■ Task goal
All of the data below should be set down again verbatim, without any images.

********

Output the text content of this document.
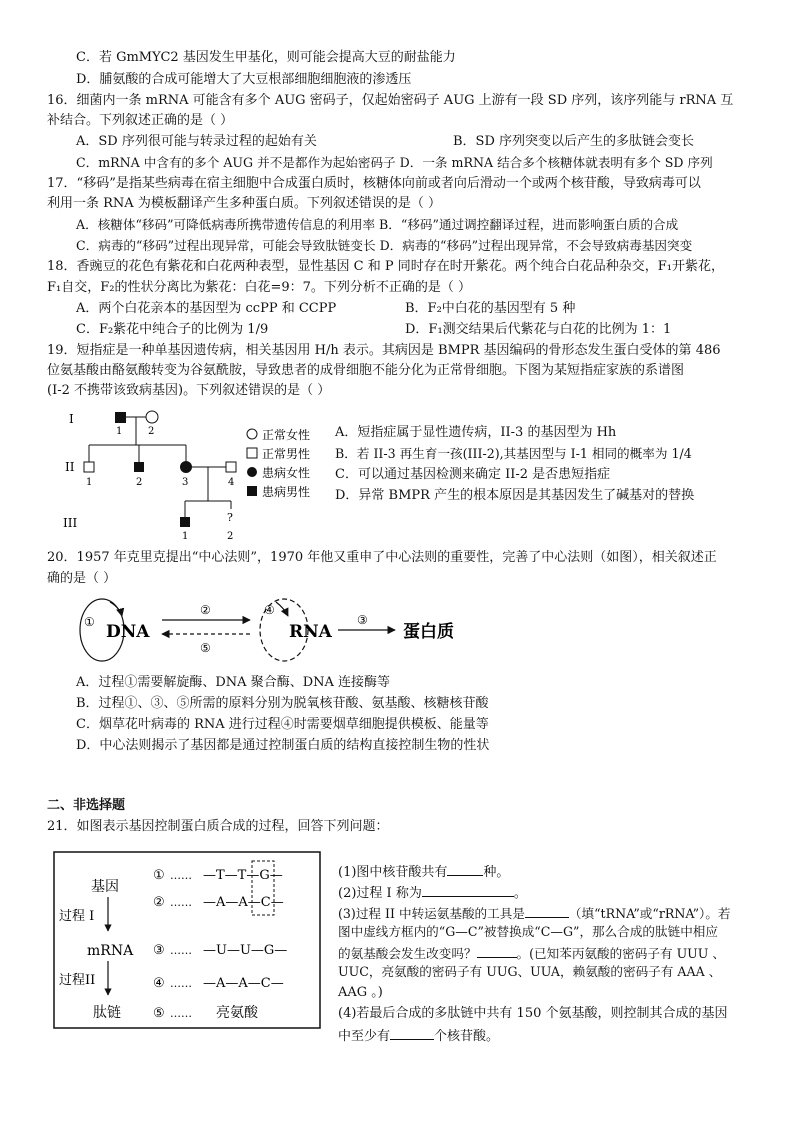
C．若 GmMYC2 基因发生甲基化，则可能会提高大豆的耐盐能力
D．脯氨酸的合成可能增大了大豆根部细胞细胞液的渗透压
16．细菌内一条 mRNA 可能含有多个 AUG 密码子，仅起始密码子 AUG 上游有一段 SD 序列，该序列能与 rRNA 互
补结合。下列叙述正确的是（ ）
A．SD 序列很可能与转录过程的起始有关	B．SD 序列突变以后产生的多肽链会变长
C．mRNA 中含有的多个 AUG 并不是都作为起始密码子 D．一条 mRNA 结合多个核糖体就表明有多个 SD 序列
17．“移码”是指某些病毒在宿主细胞中合成蛋白质时，核糖体向前或者向后滑动一个或两个核苷酸，导致病毒可以
利用一条 RNA 为模板翻译产生多种蛋白质。下列叙述错误的是（ ）
A．核糖体“移码”可降低病毒所携带遗传信息的利用率 B．“移码”通过调控翻译过程，进而影响蛋白质的合成
C．病毒的“移码”过程出现异常，可能会导致肽链变长 D．病毒的“移码”过程出现异常，不会导致病毒基因突变
18．香豌豆的花色有紫花和白花两种表型，显性基因 C 和 P 同时存在时开紫花。两个纯合白花品种杂交，F₁开紫花，
F₁自交，F₂的性状分离比为紫花：白花=9：7。下列分析不正确的是（ ）
A．两个白花亲本的基因型为 ccPP 和 CCPP	B．F₂中白花的基因型有 5 种
C．F₂紫花中纯合子的比例为 1/9	D．F₁测交结果后代紫花与白花的比例为 1：1
19．短指症是一种单基因遗传病，相关基因用 H/h 表示。其病因是 BMPR 基因编码的骨形态发生蛋白受体的第 486
位氨基酸由酪氨酸转变为谷氨酰胺，导致患者的成骨细胞不能分化为正常骨细胞。下图为某短指症家族的系谱图
(I-2 不携带该致病基因)。下列叙述错误的是（ ）
I
II
III
1	2
1	2	3	4
?
1	2
正常女性
正常男性
患病女性
患病男性
A．短指症属于显性遗传病，II-3 的基因型为 Hh
B．若 II-3 再生育一孩(III-2),其基因型与 I-1 相同的概率为 1/4
C．可以通过基因检测来确定 II-2 是否患短指症
D．异常 BMPR 产生的根本原因是其基因发生了碱基对的替换
20．1957 年克里克提出“中心法则”，1970 年他又重申了中心法则的重要性，完善了中心法则（如图），相关叙述正
确的是（ ）
① DNA
②
⑤
④
RNA
③
蛋白质
A．过程①需要解旋酶、DNA 聚合酶、DNA 连接酶等
B．过程①、③、⑤所需的原料分别为脱氧核苷酸、氨基酸、核糖核苷酸
C．烟草花叶病毒的 RNA 进行过程④时需要烟草细胞提供模板、能量等
D．中心法则揭示了基因都是通过控制蛋白质的结构直接控制生物的性状
二、非选择题
21．如图表示基因控制蛋白质合成的过程，回答下列问题：
基因
过程 I
mRNA
过程II
肽链
① …… —T—T—G—
② …… —A—A—C—
③ …… —U—U—G—
④ …… —A—A—C—
⑤ …… 亮氨酸
(1)图中核苷酸共有	种。
(2)过程 I 称为	。
(3)过程 II 中转运氨基酸的工具是	（填“tRNA”或“rRNA”）。若
图中虚线方框内的“G—C”被替换成“C—G”，那么合成的肽链中相应
的氨基酸会发生改变吗？	。(已知苯丙氨酸的密码子有 UUU 、
UUC，亮氨酸的密码子有 UUG、UUA，赖氨酸的密码子有 AAA 、
AAG 。)
(4)若最后合成的多肽链中共有 150 个氨基酸，则控制其合成的基因
中至少有	个核苷酸。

********

■ Solution for this task
Output the text content of this document.
C．若 GmMYC2 基因发生甲基化，则可能会提高大豆的耐盐能力
D．脯氨酸的合成可能增大了大豆根部细胞细胞液的渗透压
16．细菌内一条 mRNA 可能含有多个 AUG 密码子，仅起始密码子 AUG 上游有一段 SD 序列，该序列能与 rRNA 互
补结合。下列叙述正确的是（ ）
A．SD 序列很可能与转录过程的起始有关	B．SD 序列突变以后产生的多肽链会变长
C．mRNA 中含有的多个 AUG 并不是都作为起始密码子 D．一条 mRNA 结合多个核糖体就表明有多个 SD 序列
17．“移码”是指某些病毒在宿主细胞中合成蛋白质时，核糖体向前或者向后滑动一个或两个核苷酸，导致病毒可以
利用一条 RNA 为模板翻译产生多种蛋白质。下列叙述错误的是（ ）
A．核糖体“移码”可降低病毒所携带遗传信息的利用率 B．“移码”通过调控翻译过程，进而影响蛋白质的合成
C．病毒的“移码”过程出现异常，可能会导致肽链变长 D．病毒的“移码”过程出现异常，不会导致病毒基因突变
18．香豌豆的花色有紫花和白花两种表型，显性基因 C 和 P 同时存在时开紫花。两个纯合白花品种杂交，F₁开紫花，
F₁自交，F₂的性状分离比为紫花：白花=9：7。下列分析不正确的是（ ）
A．两个白花亲本的基因型为 ccPP 和 CCPP	B．F₂中白花的基因型有 5 种
C．F₂紫花中纯合子的比例为 1/9	D．F₁测交结果后代紫花与白花的比例为 1：1
19．短指症是一种单基因遗传病，相关基因用 H/h 表示。其病因是 BMPR 基因编码的骨形态发生蛋白受体的第 486
位氨基酸由酪氨酸转变为谷氨酰胺，导致患者的成骨细胞不能分化为正常骨细胞。下图为某短指症家族的系谱图
(I-2 不携带该致病基因)。下列叙述错误的是（ ）
I
II
III
1	2
1	2	3	4
?
1	2
正常女性
正常男性
患病女性
患病男性
A．短指症属于显性遗传病，II-3 的基因型为 Hh
B．若 II-3 再生育一孩(III-2),其基因型与 I-1 相同的概率为 1/4
C．可以通过基因检测来确定 II-2 是否患短指症
D．异常 BMPR 产生的根本原因是其基因发生了碱基对的替换
20．1957 年克里克提出“中心法则”，1970 年他又重申了中心法则的重要性，完善了中心法则（如图），相关叙述正
确的是（ ）
① DNA
②
⑤
④
RNA
③
蛋白质
A．过程①需要解旋酶、DNA 聚合酶、DNA 连接酶等
B．过程①、③、⑤所需的原料分别为脱氧核苷酸、氨基酸、核糖核苷酸
C．烟草花叶病毒的 RNA 进行过程④时需要烟草细胞提供模板、能量等
D．中心法则揭示了基因都是通过控制蛋白质的结构直接控制生物的性状
二、非选择题
21．如图表示基因控制蛋白质合成的过程，回答下列问题：
基因
过程 I
mRNA
过程II
肽链
① …… —T—T—G—
② …… —A—A—C—
③ …… —U—U—G—
④ …… —A—A—C—
⑤ …… 亮氨酸
(1)图中核苷酸共有	种。
(2)过程 I 称为	。
(3)过程 II 中转运氨基酸的工具是	（填“tRNA”或“rRNA”）。若
图中虚线方框内的“G—C”被替换成“C—G”，那么合成的肽链中相应
的氨基酸会发生改变吗？	。(已知苯丙氨酸的密码子有 UUU 、
UUC，亮氨酸的密码子有 UUG、UUA，赖氨酸的密码子有 AAA 、
AAG 。)
(4)若最后合成的多肽链中共有 150 个氨基酸，则控制其合成的基因
中至少有	个核苷酸。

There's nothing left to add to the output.